## EXTRACTED ENTRIES
▬▬▬▬▬▬

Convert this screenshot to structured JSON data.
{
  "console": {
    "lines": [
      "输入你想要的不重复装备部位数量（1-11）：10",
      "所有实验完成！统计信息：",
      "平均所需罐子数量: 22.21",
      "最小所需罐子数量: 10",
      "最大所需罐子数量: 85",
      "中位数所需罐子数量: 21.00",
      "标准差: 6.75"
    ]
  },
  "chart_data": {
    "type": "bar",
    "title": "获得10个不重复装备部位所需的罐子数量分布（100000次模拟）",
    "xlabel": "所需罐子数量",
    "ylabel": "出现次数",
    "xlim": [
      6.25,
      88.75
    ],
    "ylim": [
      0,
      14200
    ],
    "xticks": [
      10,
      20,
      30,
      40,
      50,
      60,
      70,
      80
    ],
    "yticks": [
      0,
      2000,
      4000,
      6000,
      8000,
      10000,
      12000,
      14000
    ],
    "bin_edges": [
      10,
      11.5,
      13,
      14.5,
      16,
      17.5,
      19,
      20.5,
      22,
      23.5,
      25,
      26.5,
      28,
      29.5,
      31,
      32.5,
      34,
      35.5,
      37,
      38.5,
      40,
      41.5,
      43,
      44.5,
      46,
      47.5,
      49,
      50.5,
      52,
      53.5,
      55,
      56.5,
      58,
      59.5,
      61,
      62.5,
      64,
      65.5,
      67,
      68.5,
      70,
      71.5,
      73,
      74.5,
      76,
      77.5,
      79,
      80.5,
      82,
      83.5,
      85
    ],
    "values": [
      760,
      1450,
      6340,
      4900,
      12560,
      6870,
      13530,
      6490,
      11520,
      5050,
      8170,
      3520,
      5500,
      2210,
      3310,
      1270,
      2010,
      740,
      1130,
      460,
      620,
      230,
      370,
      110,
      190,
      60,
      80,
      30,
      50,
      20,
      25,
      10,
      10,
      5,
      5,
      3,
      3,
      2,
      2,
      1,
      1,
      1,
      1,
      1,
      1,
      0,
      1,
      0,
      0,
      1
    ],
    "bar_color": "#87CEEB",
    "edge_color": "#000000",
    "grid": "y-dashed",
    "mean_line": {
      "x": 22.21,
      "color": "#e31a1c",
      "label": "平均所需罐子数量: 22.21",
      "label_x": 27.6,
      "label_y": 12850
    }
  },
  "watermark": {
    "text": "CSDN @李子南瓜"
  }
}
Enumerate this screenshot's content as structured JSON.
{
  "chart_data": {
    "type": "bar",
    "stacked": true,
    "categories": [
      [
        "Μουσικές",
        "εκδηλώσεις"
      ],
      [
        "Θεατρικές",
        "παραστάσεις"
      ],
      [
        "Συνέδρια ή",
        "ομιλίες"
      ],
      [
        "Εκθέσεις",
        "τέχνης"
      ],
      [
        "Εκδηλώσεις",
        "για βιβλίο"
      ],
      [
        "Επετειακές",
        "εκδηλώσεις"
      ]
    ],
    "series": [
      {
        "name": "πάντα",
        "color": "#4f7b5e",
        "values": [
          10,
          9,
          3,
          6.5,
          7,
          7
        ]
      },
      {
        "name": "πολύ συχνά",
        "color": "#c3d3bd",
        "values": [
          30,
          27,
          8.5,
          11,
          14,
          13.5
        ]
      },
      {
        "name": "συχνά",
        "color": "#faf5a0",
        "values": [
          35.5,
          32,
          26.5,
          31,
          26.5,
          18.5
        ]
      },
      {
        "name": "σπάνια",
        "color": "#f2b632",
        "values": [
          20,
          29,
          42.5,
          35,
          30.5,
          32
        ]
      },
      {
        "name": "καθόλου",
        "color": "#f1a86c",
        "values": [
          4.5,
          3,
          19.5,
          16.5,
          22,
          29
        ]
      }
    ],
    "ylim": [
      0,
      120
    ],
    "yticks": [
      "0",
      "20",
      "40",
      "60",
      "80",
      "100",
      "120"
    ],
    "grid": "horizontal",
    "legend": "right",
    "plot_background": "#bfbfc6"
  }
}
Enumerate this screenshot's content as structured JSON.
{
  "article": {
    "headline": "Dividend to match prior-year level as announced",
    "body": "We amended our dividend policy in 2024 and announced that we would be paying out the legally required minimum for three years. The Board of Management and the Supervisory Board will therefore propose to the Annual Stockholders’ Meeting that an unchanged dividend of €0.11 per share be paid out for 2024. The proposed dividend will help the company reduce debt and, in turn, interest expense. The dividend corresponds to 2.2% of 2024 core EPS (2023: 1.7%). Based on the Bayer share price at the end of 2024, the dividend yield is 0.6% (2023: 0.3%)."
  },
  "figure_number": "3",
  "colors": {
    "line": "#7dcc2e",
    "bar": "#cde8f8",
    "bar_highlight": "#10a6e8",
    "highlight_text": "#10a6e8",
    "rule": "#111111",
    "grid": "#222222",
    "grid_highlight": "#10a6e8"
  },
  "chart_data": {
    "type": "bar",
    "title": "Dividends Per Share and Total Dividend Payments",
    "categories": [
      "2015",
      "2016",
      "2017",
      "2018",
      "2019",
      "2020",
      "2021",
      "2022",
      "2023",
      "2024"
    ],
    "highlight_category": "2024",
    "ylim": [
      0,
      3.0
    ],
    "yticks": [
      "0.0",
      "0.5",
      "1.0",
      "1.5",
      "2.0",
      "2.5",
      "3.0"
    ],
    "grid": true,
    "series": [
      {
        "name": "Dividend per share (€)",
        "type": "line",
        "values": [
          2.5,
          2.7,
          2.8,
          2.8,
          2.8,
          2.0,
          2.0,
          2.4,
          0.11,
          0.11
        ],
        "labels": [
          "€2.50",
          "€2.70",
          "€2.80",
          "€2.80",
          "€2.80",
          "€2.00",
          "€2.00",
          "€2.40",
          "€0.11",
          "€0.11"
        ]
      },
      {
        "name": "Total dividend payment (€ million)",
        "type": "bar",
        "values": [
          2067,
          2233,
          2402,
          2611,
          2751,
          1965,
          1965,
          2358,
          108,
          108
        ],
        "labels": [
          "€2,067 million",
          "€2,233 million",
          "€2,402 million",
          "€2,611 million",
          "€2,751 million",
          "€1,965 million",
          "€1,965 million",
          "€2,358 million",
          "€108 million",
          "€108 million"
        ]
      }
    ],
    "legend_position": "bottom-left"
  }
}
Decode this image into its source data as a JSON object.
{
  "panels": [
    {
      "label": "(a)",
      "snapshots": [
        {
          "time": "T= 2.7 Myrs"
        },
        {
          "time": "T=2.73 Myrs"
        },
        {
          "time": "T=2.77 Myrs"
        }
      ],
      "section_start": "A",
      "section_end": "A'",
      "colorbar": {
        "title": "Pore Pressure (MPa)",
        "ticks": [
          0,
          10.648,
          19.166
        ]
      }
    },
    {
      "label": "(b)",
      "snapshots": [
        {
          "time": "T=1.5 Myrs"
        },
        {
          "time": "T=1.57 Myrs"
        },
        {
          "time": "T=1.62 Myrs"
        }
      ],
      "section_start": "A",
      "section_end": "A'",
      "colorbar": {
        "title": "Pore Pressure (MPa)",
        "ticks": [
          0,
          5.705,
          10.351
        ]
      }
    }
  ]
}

▬▬▬▬▬▬

## WHAT THE EXERCISE ASKS
Show every line of the listing in which the string "announced" can be found.

## PROBLEM SOLUTION
    "headline": "Dividend to match prior-year level as announced",
    "body": "We amended our dividend policy in 2024 and announced that we would be paying out the legally required minimum for three years. The Board of Management and the Supervisory Board will therefore propose to the Annual Stockholders’ Meeting that an unchanged dividend of €0.11 per share be paid out for 2024. The proposed dividend will help the company reduce debt and, in turn, interest expense. The dividend corresponds to 2.2% of 2024 core EPS (2023: 1.7%). Based on the Bayer share price at the end of 2024, the dividend yield is 0.6% (2023: 0.3%)."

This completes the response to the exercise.